Set exercise: Transcribe every line, keeping it exact.

Data for this task:
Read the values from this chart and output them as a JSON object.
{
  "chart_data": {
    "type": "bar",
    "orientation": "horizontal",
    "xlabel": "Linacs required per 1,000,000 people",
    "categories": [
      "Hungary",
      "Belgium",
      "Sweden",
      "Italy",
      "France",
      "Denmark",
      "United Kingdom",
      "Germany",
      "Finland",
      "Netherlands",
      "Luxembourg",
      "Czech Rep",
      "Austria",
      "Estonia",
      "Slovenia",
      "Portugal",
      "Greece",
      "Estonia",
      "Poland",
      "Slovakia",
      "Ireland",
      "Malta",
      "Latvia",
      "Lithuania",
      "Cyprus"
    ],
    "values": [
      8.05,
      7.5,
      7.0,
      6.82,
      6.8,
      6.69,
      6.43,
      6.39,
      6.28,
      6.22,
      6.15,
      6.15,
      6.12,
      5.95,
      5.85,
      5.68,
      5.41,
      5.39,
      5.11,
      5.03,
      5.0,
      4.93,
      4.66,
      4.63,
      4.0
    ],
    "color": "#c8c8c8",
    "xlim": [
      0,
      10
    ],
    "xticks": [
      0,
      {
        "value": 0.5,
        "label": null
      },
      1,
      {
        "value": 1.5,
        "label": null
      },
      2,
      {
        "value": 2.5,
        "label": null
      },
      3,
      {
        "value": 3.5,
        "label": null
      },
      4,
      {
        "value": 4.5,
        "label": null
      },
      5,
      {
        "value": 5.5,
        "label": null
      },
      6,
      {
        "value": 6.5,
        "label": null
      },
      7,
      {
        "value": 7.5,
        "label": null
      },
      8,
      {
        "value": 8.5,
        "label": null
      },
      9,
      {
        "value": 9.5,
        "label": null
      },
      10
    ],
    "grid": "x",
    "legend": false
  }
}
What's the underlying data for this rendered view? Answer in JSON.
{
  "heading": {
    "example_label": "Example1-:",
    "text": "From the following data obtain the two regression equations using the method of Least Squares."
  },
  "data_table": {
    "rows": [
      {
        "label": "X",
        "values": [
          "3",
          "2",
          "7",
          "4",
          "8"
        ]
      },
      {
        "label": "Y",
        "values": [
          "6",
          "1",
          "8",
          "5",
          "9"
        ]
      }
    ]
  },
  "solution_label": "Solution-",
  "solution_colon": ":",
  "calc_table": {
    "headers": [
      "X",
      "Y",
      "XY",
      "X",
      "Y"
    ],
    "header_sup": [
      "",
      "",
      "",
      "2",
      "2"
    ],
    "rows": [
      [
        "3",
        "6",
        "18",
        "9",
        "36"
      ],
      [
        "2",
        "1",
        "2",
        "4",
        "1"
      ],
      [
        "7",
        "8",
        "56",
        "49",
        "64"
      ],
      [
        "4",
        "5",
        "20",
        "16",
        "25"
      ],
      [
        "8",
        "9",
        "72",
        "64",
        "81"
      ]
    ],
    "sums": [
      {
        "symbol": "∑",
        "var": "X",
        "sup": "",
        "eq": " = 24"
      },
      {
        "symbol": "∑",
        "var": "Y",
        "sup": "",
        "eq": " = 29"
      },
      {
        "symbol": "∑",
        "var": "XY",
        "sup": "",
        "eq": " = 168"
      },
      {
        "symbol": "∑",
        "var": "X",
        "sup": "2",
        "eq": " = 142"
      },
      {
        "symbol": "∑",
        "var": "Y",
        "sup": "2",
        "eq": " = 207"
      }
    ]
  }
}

Task answer:
Read the values from this chart and output them as a JSON object.
{
  "chart_data": {
    "type": "bar",
    "orientation": "horizontal",
    "xlabel": "Linacs required per 1,000,000 people",
    "categories": [
      "Hungary",
      "Belgium",
      "Sweden",
      "Italy",
      "France",
      "Denmark",
      "United Kingdom",
      "Germany",
      "Finland",
      "Netherlands",
      "Luxembourg",
      "Czech Rep",
      "Austria",
      "Estonia",
      "Slovenia",
      "Portugal",
      "Greece",
      "Estonia",
      "Poland",
      "Slovakia",
      "Ireland",
      "Malta",
      "Latvia",
      "Lithuania",
      "Cyprus"
    ],
    "values": [
      8.05,
      7.5,
      7.0,
      6.82,
      6.8,
      6.69,
      6.43,
      6.39,
      6.28,
      6.22,
      6.15,
      6.15,
      6.12,
      5.95,
      5.85,
      5.68,
      5.41,
      5.39,
      5.11,
      5.03,
      5.0,
      4.93,
      4.66,
      4.63,
      4.0
    ],
    "color": "#c8c8c8",
    "xlim": [
      0,
      10
    ],
    "xticks": [
      0,
      {
        "value": 0.5,
        "label": null
      },
      1,
      {
        "value": 1.5,
        "label": null
      },
      2,
      {
        "value": 2.5,
        "label": null
      },
      3,
      {
        "value": 3.5,
        "label": null
      },
      4,
      {
        "value": 4.5,
        "label": null
      },
      5,
      {
        "value": 5.5,
        "label": null
      },
      6,
      {
        "value": 6.5,
        "label": null
      },
      7,
      {
        "value": 7.5,
        "label": null
      },
      8,
      {
        "value": 8.5,
        "label": null
      },
      9,
      {
        "value": 9.5,
        "label": null
      },
      10
    ],
    "grid": "x",
    "legend": false
  }
}
What's the underlying data for this rendered view? Answer in JSON.
{
  "heading": {
    "example_label": "Example1-:",
    "text": "From the following data obtain the two regression equations using the method of Least Squares."
  },
  "data_table": {
    "rows": [
      {
        "label": "X",
        "values": [
          "3",
          "2",
          "7",
          "4",
          "8"
        ]
      },
      {
        "label": "Y",
        "values": [
          "6",
          "1",
          "8",
          "5",
          "9"
        ]
      }
    ]
  },
  "solution_label": "Solution-",
  "solution_colon": ":",
  "calc_table": {
    "headers": [
      "X",
      "Y",
      "XY",
      "X",
      "Y"
    ],
    "header_sup": [
      "",
      "",
      "",
      "2",
      "2"
    ],
    "rows": [
      [
        "3",
        "6",
        "18",
        "9",
        "36"
      ],
      [
        "2",
        "1",
        "2",
        "4",
        "1"
      ],
      [
        "7",
        "8",
        "56",
        "49",
        "64"
      ],
      [
        "4",
        "5",
        "20",
        "16",
        "25"
      ],
      [
        "8",
        "9",
        "72",
        "64",
        "81"
      ]
    ],
    "sums": [
      {
        "symbol": "∑",
        "var": "X",
        "sup": "",
        "eq": " = 24"
      },
      {
        "symbol": "∑",
        "var": "Y",
        "sup": "",
        "eq": " = 29"
      },
      {
        "symbol": "∑",
        "var": "XY",
        "sup": "",
        "eq": " = 168"
      },
      {
        "symbol": "∑",
        "var": "X",
        "sup": "2",
        "eq": " = 142"
      },
      {
        "symbol": "∑",
        "var": "Y",
        "sup": "2",
        "eq": " = 207"
      }
    ]
  }
}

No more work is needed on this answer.